[Records for this task]:

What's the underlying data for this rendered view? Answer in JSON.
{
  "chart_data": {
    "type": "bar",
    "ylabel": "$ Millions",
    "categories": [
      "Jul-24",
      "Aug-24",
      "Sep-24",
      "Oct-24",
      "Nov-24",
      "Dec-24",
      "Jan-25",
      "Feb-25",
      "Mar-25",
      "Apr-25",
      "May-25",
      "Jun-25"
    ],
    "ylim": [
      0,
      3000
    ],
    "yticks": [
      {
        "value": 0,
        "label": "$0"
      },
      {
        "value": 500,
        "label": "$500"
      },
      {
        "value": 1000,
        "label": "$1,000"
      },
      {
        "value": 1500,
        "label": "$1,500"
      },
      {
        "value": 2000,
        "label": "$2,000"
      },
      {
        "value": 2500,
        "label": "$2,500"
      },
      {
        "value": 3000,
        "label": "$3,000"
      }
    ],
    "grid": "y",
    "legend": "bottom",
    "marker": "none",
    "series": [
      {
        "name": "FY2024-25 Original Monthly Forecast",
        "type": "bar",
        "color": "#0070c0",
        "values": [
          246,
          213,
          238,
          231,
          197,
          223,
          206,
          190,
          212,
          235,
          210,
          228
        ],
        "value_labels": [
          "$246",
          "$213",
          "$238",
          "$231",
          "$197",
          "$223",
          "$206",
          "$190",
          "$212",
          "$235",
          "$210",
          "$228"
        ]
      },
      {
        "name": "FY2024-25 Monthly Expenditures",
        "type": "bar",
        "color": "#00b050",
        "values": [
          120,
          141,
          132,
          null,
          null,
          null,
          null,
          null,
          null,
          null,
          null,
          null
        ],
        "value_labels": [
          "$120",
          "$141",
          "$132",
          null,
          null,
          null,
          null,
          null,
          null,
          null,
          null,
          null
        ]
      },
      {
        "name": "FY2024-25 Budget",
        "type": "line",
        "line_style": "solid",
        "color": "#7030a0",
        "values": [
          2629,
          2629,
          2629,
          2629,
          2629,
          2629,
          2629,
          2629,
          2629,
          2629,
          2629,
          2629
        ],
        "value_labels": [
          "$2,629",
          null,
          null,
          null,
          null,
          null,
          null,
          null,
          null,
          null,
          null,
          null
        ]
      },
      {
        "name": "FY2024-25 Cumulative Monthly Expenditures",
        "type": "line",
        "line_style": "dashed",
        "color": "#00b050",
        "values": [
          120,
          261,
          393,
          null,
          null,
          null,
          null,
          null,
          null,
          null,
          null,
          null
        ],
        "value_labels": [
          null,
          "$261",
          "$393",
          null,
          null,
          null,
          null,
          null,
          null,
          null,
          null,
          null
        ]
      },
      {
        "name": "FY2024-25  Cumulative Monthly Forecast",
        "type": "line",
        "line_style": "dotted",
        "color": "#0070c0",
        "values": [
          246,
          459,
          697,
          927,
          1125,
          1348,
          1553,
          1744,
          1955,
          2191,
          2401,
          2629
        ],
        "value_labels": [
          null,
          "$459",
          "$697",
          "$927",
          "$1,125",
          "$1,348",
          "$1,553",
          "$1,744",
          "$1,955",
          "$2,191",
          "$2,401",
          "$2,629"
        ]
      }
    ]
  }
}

[Stated problem]: Using the exact wording, write out all of the records.

[Written response]:
What's the underlying data for this rendered view? Answer in JSON.
{
  "chart_data": {
    "type": "bar",
    "ylabel": "$ Millions",
    "categories": [
      "Jul-24",
      "Aug-24",
      "Sep-24",
      "Oct-24",
      "Nov-24",
      "Dec-24",
      "Jan-25",
      "Feb-25",
      "Mar-25",
      "Apr-25",
      "May-25",
      "Jun-25"
    ],
    "ylim": [
      0,
      3000
    ],
    "yticks": [
      {
        "value": 0,
        "label": "$0"
      },
      {
        "value": 500,
        "label": "$500"
      },
      {
        "value": 1000,
        "label": "$1,000"
      },
      {
        "value": 1500,
        "label": "$1,500"
      },
      {
        "value": 2000,
        "label": "$2,000"
      },
      {
        "value": 2500,
        "label": "$2,500"
      },
      {
        "value": 3000,
        "label": "$3,000"
      }
    ],
    "grid": "y",
    "legend": "bottom",
    "marker": "none",
    "series": [
      {
        "name": "FY2024-25 Original Monthly Forecast",
        "type": "bar",
        "color": "#0070c0",
        "values": [
          246,
          213,
          238,
          231,
          197,
          223,
          206,
          190,
          212,
          235,
          210,
          228
        ],
        "value_labels": [
          "$246",
          "$213",
          "$238",
          "$231",
          "$197",
          "$223",
          "$206",
          "$190",
          "$212",
          "$235",
          "$210",
          "$228"
        ]
      },
      {
        "name": "FY2024-25 Monthly Expenditures",
        "type": "bar",
        "color": "#00b050",
        "values": [
          120,
          141,
          132,
          null,
          null,
          null,
          null,
          null,
          null,
          null,
          null,
          null
        ],
        "value_labels": [
          "$120",
          "$141",
          "$132",
          null,
          null,
          null,
          null,
          null,
          null,
          null,
          null,
          null
        ]
      },
      {
        "name": "FY2024-25 Budget",
        "type": "line",
        "line_style": "solid",
        "color": "#7030a0",
        "values": [
          2629,
          2629,
          2629,
          2629,
          2629,
          2629,
          2629,
          2629,
          2629,
          2629,
          2629,
          2629
        ],
        "value_labels": [
          "$2,629",
          null,
          null,
          null,
          null,
          null,
          null,
          null,
          null,
          null,
          null,
          null
        ]
      },
      {
        "name": "FY2024-25 Cumulative Monthly Expenditures",
        "type": "line",
        "line_style": "dashed",
        "color": "#00b050",
        "values": [
          120,
          261,
          393,
          null,
          null,
          null,
          null,
          null,
          null,
          null,
          null,
          null
        ],
        "value_labels": [
          null,
          "$261",
          "$393",
          null,
          null,
          null,
          null,
          null,
          null,
          null,
          null,
          null
        ]
      },
      {
        "name": "FY2024-25  Cumulative Monthly Forecast",
        "type": "line",
        "line_style": "dotted",
        "color": "#0070c0",
        "values": [
          246,
          459,
          697,
          927,
          1125,
          1348,
          1553,
          1744,
          1955,
          2191,
          2401,
          2629
        ],
        "value_labels": [
          null,
          "$459",
          "$697",
          "$927",
          "$1,125",
          "$1,348",
          "$1,553",
          "$1,744",
          "$1,955",
          "$2,191",
          "$2,401",
          "$2,629"
        ]
      }
    ]
  }
}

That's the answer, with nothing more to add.